─── Records supplied
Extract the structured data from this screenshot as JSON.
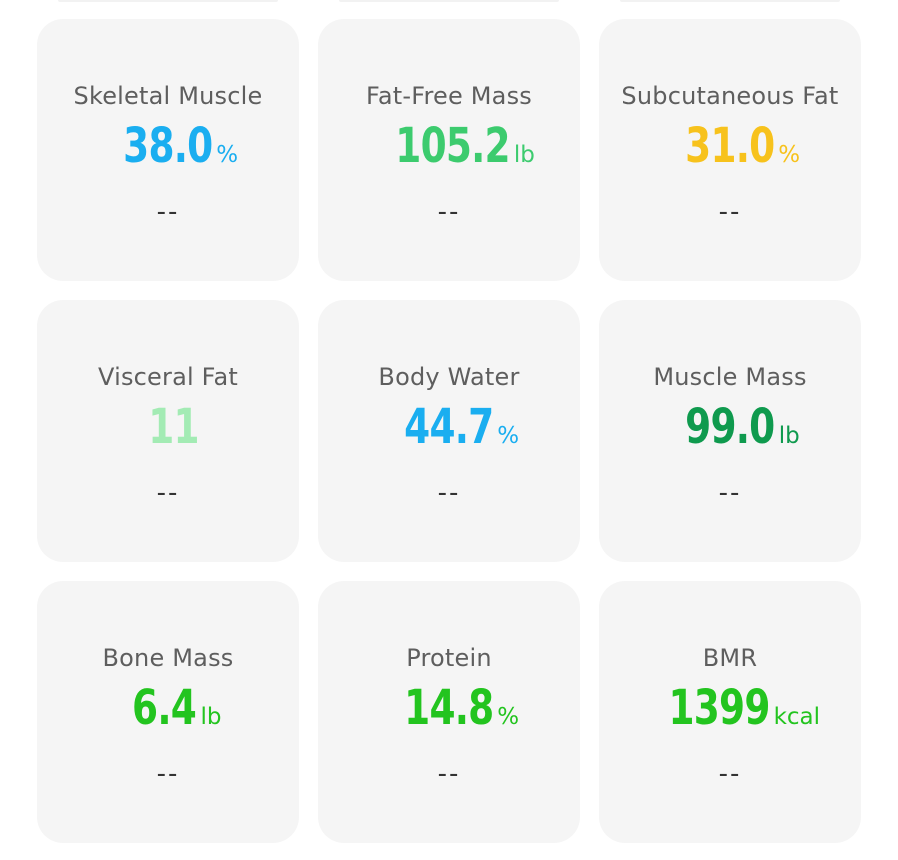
{
  "metrics": [
    {
      "label": "Skeletal Muscle",
      "value": "38.0",
      "unit": "%",
      "status": "--",
      "color": "#1aaef0"
    },
    {
      "label": "Fat-Free Mass",
      "value": "105.2",
      "unit": "lb",
      "status": "--",
      "color": "#3ccb6e"
    },
    {
      "label": "Subcutaneous Fat",
      "value": "31.0",
      "unit": "%",
      "status": "--",
      "color": "#f7c21c"
    },
    {
      "label": "Visceral Fat",
      "value": "11",
      "unit": "",
      "status": "--",
      "color": "#a3ebb4"
    },
    {
      "label": "Body Water",
      "value": "44.7",
      "unit": "%",
      "status": "--",
      "color": "#1aaef0"
    },
    {
      "label": "Muscle Mass",
      "value": "99.0",
      "unit": "lb",
      "status": "--",
      "color": "#0f9a4e"
    },
    {
      "label": "Bone Mass",
      "value": "6.4",
      "unit": "lb",
      "status": "--",
      "color": "#23c41f"
    },
    {
      "label": "Protein",
      "value": "14.8",
      "unit": "%",
      "status": "--",
      "color": "#23c41f"
    },
    {
      "label": "BMR",
      "value": "1399",
      "unit": "kcal",
      "status": "--",
      "color": "#23c41f"
    }
  ]
}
──────
▸ Task prompt:
Each entry above is to be given again exactly, and any image in it is to be dropped.

▸ Response area:
Extract the structured data from this screenshot as JSON.
{
  "metrics": [
    {
      "label": "Skeletal Muscle",
      "value": "38.0",
      "unit": "%",
      "status": "--",
      "color": "#1aaef0"
    },
    {
      "label": "Fat-Free Mass",
      "value": "105.2",
      "unit": "lb",
      "status": "--",
      "color": "#3ccb6e"
    },
    {
      "label": "Subcutaneous Fat",
      "value": "31.0",
      "unit": "%",
      "status": "--",
      "color": "#f7c21c"
    },
    {
      "label": "Visceral Fat",
      "value": "11",
      "unit": "",
      "status": "--",
      "color": "#a3ebb4"
    },
    {
      "label": "Body Water",
      "value": "44.7",
      "unit": "%",
      "status": "--",
      "color": "#1aaef0"
    },
    {
      "label": "Muscle Mass",
      "value": "99.0",
      "unit": "lb",
      "status": "--",
      "color": "#0f9a4e"
    },
    {
      "label": "Bone Mass",
      "value": "6.4",
      "unit": "lb",
      "status": "--",
      "color": "#23c41f"
    },
    {
      "label": "Protein",
      "value": "14.8",
      "unit": "%",
      "status": "--",
      "color": "#23c41f"
    },
    {
      "label": "BMR",
      "value": "1399",
      "unit": "kcal",
      "status": "--",
      "color": "#23c41f"
    }
  ]
}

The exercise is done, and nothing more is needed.